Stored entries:
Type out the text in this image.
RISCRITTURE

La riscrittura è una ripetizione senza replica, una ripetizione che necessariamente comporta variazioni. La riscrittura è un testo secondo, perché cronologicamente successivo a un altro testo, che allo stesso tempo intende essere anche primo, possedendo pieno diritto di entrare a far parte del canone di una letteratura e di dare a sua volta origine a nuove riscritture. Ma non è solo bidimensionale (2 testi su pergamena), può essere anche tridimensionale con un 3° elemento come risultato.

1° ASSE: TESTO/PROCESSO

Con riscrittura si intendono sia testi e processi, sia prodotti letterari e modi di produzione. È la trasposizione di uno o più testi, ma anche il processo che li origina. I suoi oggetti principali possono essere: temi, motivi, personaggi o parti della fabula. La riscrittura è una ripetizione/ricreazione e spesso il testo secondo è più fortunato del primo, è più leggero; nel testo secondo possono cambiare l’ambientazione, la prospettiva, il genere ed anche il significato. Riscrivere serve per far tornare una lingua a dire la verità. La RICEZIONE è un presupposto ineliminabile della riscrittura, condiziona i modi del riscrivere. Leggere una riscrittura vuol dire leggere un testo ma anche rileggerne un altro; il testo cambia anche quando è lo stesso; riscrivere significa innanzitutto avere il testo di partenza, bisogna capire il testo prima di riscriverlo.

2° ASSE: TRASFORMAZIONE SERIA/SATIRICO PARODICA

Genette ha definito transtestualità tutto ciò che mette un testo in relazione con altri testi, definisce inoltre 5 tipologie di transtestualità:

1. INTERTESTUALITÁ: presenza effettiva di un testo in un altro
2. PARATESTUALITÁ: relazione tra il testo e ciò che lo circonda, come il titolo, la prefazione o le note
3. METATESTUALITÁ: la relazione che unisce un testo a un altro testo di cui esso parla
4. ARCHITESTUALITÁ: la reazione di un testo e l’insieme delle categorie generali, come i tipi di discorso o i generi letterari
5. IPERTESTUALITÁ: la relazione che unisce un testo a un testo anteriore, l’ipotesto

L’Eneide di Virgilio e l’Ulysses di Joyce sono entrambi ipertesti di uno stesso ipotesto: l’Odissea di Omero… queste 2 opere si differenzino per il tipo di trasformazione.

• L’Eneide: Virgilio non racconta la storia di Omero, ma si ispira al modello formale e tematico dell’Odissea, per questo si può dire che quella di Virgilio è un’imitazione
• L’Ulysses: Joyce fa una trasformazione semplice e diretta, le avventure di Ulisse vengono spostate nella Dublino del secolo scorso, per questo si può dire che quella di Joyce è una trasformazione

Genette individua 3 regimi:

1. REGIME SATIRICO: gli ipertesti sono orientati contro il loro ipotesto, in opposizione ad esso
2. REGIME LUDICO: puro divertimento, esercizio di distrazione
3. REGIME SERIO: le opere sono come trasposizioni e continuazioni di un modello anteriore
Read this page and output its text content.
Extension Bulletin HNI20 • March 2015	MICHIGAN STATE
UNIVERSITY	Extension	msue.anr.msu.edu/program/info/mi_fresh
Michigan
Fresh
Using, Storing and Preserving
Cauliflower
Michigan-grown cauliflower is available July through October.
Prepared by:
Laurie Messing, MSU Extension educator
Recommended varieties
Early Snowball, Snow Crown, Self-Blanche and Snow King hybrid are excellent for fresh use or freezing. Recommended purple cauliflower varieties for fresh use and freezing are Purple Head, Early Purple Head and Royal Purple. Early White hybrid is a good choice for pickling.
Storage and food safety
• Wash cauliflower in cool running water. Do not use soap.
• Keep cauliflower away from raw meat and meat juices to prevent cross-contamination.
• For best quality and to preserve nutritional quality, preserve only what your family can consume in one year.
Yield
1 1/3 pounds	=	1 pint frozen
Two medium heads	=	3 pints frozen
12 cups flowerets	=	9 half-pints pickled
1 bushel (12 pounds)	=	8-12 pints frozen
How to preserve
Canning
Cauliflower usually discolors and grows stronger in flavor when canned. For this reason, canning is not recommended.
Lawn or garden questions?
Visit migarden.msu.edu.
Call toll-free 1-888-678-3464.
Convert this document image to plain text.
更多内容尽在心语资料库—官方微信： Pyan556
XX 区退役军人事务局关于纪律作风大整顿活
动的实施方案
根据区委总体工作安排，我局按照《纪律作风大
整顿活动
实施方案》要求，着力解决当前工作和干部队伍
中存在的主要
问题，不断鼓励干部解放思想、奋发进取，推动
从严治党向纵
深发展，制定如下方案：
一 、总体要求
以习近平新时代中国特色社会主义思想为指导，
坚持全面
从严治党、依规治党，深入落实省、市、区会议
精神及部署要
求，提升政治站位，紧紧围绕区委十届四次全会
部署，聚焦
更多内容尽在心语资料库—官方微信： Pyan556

• What the exercise asks
Give a word-for-word copy of the records.

• Complete output
Type out the text in this image.
RISCRITTURE

La riscrittura è una ripetizione senza replica, una ripetizione che necessariamente comporta variazioni. La riscrittura è un testo secondo, perché cronologicamente successivo a un altro testo, che allo stesso tempo intende essere anche primo, possedendo pieno diritto di entrare a far parte del canone di una letteratura e di dare a sua volta origine a nuove riscritture. Ma non è solo bidimensionale (2 testi su pergamena), può essere anche tridimensionale con un 3° elemento come risultato.

1° ASSE: TESTO/PROCESSO

Con riscrittura si intendono sia testi e processi, sia prodotti letterari e modi di produzione. È la trasposizione di uno o più testi, ma anche il processo che li origina. I suoi oggetti principali possono essere: temi, motivi, personaggi o parti della fabula. La riscrittura è una ripetizione/ricreazione e spesso il testo secondo è più fortunato del primo, è più leggero; nel testo secondo possono cambiare l’ambientazione, la prospettiva, il genere ed anche il significato. Riscrivere serve per far tornare una lingua a dire la verità. La RICEZIONE è un presupposto ineliminabile della riscrittura, condiziona i modi del riscrivere. Leggere una riscrittura vuol dire leggere un testo ma anche rileggerne un altro; il testo cambia anche quando è lo stesso; riscrivere significa innanzitutto avere il testo di partenza, bisogna capire il testo prima di riscriverlo.

2° ASSE: TRASFORMAZIONE SERIA/SATIRICO PARODICA

Genette ha definito transtestualità tutto ciò che mette un testo in relazione con altri testi, definisce inoltre 5 tipologie di transtestualità:

1. INTERTESTUALITÁ: presenza effettiva di un testo in un altro
2. PARATESTUALITÁ: relazione tra il testo e ciò che lo circonda, come il titolo, la prefazione o le note
3. METATESTUALITÁ: la relazione che unisce un testo a un altro testo di cui esso parla
4. ARCHITESTUALITÁ: la reazione di un testo e l’insieme delle categorie generali, come i tipi di discorso o i generi letterari
5. IPERTESTUALITÁ: la relazione che unisce un testo a un testo anteriore, l’ipotesto

L’Eneide di Virgilio e l’Ulysses di Joyce sono entrambi ipertesti di uno stesso ipotesto: l’Odissea di Omero… queste 2 opere si differenzino per il tipo di trasformazione.

• L’Eneide: Virgilio non racconta la storia di Omero, ma si ispira al modello formale e tematico dell’Odissea, per questo si può dire che quella di Virgilio è un’imitazione
• L’Ulysses: Joyce fa una trasformazione semplice e diretta, le avventure di Ulisse vengono spostate nella Dublino del secolo scorso, per questo si può dire che quella di Joyce è una trasformazione

Genette individua 3 regimi:

1. REGIME SATIRICO: gli ipertesti sono orientati contro il loro ipotesto, in opposizione ad esso
2. REGIME LUDICO: puro divertimento, esercizio di distrazione
3. REGIME SERIO: le opere sono come trasposizioni e continuazioni di un modello anteriore
Read this page and output its text content.
Extension Bulletin HNI20 • March 2015	MICHIGAN STATE
UNIVERSITY	Extension	msue.anr.msu.edu/program/info/mi_fresh
Michigan
Fresh
Using, Storing and Preserving
Cauliflower
Michigan-grown cauliflower is available July through October.
Prepared by:
Laurie Messing, MSU Extension educator
Recommended varieties
Early Snowball, Snow Crown, Self-Blanche and Snow King hybrid are excellent for fresh use or freezing. Recommended purple cauliflower varieties for fresh use and freezing are Purple Head, Early Purple Head and Royal Purple. Early White hybrid is a good choice for pickling.
Storage and food safety
• Wash cauliflower in cool running water. Do not use soap.
• Keep cauliflower away from raw meat and meat juices to prevent cross-contamination.
• For best quality and to preserve nutritional quality, preserve only what your family can consume in one year.
Yield
1 1/3 pounds	=	1 pint frozen
Two medium heads	=	3 pints frozen
12 cups flowerets	=	9 half-pints pickled
1 bushel (12 pounds)	=	8-12 pints frozen
How to preserve
Canning
Cauliflower usually discolors and grows stronger in flavor when canned. For this reason, canning is not recommended.
Lawn or garden questions?
Visit migarden.msu.edu.
Call toll-free 1-888-678-3464.
Convert this document image to plain text.
更多内容尽在心语资料库—官方微信： Pyan556
XX 区退役军人事务局关于纪律作风大整顿活
动的实施方案
根据区委总体工作安排，我局按照《纪律作风大
整顿活动
实施方案》要求，着力解决当前工作和干部队伍
中存在的主要
问题，不断鼓励干部解放思想、奋发进取，推动
从严治党向纵
深发展，制定如下方案：
一 、总体要求
以习近平新时代中国特色社会主义思想为指导，
坚持全面
从严治党、依规治党，深入落实省、市、区会议
精神及部署要
求，提升政治站位，紧紧围绕区委十届四次全会
部署，聚焦
更多内容尽在心语资料库—官方微信： Pyan556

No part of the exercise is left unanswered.